(Your goal): Copy out every record below with complete accuracy.
──────────
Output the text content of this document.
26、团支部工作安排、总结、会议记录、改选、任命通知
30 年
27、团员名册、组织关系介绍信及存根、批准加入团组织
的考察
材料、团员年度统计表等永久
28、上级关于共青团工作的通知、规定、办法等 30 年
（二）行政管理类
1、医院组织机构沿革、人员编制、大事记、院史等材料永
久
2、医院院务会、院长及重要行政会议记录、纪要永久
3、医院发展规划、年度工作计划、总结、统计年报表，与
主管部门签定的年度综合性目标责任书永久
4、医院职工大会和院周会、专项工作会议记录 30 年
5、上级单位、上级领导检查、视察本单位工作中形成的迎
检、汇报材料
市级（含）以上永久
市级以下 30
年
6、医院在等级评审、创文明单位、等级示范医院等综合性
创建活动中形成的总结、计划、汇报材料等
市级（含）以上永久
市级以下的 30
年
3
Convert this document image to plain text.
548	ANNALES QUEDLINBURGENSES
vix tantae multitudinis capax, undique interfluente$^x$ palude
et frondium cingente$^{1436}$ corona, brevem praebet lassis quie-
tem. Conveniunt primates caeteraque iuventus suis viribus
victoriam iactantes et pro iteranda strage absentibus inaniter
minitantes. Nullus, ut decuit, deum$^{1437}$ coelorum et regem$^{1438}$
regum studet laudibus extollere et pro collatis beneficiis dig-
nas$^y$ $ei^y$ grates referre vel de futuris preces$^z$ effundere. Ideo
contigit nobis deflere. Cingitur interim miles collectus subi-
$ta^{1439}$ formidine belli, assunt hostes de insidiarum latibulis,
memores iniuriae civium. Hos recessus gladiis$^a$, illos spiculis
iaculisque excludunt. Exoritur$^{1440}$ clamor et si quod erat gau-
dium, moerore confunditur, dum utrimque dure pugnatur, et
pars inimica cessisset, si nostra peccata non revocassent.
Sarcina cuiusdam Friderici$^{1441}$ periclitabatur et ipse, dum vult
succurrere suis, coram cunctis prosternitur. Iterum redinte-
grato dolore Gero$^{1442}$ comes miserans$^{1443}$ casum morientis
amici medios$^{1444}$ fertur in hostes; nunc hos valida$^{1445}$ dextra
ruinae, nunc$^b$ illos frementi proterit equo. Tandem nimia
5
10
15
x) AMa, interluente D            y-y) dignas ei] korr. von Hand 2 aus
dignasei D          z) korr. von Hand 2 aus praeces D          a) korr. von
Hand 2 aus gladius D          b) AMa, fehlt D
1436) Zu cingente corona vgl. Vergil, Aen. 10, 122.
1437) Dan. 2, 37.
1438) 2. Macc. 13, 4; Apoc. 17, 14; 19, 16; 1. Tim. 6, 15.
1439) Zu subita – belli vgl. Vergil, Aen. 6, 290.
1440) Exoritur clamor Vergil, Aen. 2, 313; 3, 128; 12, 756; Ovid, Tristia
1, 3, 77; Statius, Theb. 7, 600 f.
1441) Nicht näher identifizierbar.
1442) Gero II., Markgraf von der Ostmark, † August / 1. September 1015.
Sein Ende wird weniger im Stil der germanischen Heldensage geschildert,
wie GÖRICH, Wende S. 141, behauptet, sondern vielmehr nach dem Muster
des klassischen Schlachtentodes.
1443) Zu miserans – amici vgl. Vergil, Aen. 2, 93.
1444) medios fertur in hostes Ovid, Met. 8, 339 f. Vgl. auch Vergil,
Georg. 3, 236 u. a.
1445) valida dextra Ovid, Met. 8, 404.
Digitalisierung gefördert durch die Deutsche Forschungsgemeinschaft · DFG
──────────
(Response to the task):
Output the text content of this document.
26、团支部工作安排、总结、会议记录、改选、任命通知
30 年
27、团员名册、组织关系介绍信及存根、批准加入团组织
的考察
材料、团员年度统计表等永久
28、上级关于共青团工作的通知、规定、办法等 30 年
（二）行政管理类
1、医院组织机构沿革、人员编制、大事记、院史等材料永
久
2、医院院务会、院长及重要行政会议记录、纪要永久
3、医院发展规划、年度工作计划、总结、统计年报表，与
主管部门签定的年度综合性目标责任书永久
4、医院职工大会和院周会、专项工作会议记录 30 年
5、上级单位、上级领导检查、视察本单位工作中形成的迎
检、汇报材料
市级（含）以上永久
市级以下 30
年
6、医院在等级评审、创文明单位、等级示范医院等综合性
创建活动中形成的总结、计划、汇报材料等
市级（含）以上永久
市级以下的 30
年
3
Convert this document image to plain text.
548	ANNALES QUEDLINBURGENSES
vix tantae multitudinis capax, undique interfluente$^x$ palude
et frondium cingente$^{1436}$ corona, brevem praebet lassis quie-
tem. Conveniunt primates caeteraque iuventus suis viribus
victoriam iactantes et pro iteranda strage absentibus inaniter
minitantes. Nullus, ut decuit, deum$^{1437}$ coelorum et regem$^{1438}$
regum studet laudibus extollere et pro collatis beneficiis dig-
nas$^y$ $ei^y$ grates referre vel de futuris preces$^z$ effundere. Ideo
contigit nobis deflere. Cingitur interim miles collectus subi-
$ta^{1439}$ formidine belli, assunt hostes de insidiarum latibulis,
memores iniuriae civium. Hos recessus gladiis$^a$, illos spiculis
iaculisque excludunt. Exoritur$^{1440}$ clamor et si quod erat gau-
dium, moerore confunditur, dum utrimque dure pugnatur, et
pars inimica cessisset, si nostra peccata non revocassent.
Sarcina cuiusdam Friderici$^{1441}$ periclitabatur et ipse, dum vult
succurrere suis, coram cunctis prosternitur. Iterum redinte-
grato dolore Gero$^{1442}$ comes miserans$^{1443}$ casum morientis
amici medios$^{1444}$ fertur in hostes; nunc hos valida$^{1445}$ dextra
ruinae, nunc$^b$ illos frementi proterit equo. Tandem nimia
5
10
15
x) AMa, interluente D            y-y) dignas ei] korr. von Hand 2 aus
dignasei D          z) korr. von Hand 2 aus praeces D          a) korr. von
Hand 2 aus gladius D          b) AMa, fehlt D
1436) Zu cingente corona vgl. Vergil, Aen. 10, 122.
1437) Dan. 2, 37.
1438) 2. Macc. 13, 4; Apoc. 17, 14; 19, 16; 1. Tim. 6, 15.
1439) Zu subita – belli vgl. Vergil, Aen. 6, 290.
1440) Exoritur clamor Vergil, Aen. 2, 313; 3, 128; 12, 756; Ovid, Tristia
1, 3, 77; Statius, Theb. 7, 600 f.
1441) Nicht näher identifizierbar.
1442) Gero II., Markgraf von der Ostmark, † August / 1. September 1015.
Sein Ende wird weniger im Stil der germanischen Heldensage geschildert,
wie GÖRICH, Wende S. 141, behauptet, sondern vielmehr nach dem Muster
des klassischen Schlachtentodes.
1443) Zu miserans – amici vgl. Vergil, Aen. 2, 93.
1444) medios fertur in hostes Ovid, Met. 8, 339 f. Vgl. auch Vergil,
Georg. 3, 236 u. a.
1445) valida dextra Ovid, Met. 8, 404.
Digitalisierung gefördert durch die Deutsche Forschungsgemeinschaft · DFG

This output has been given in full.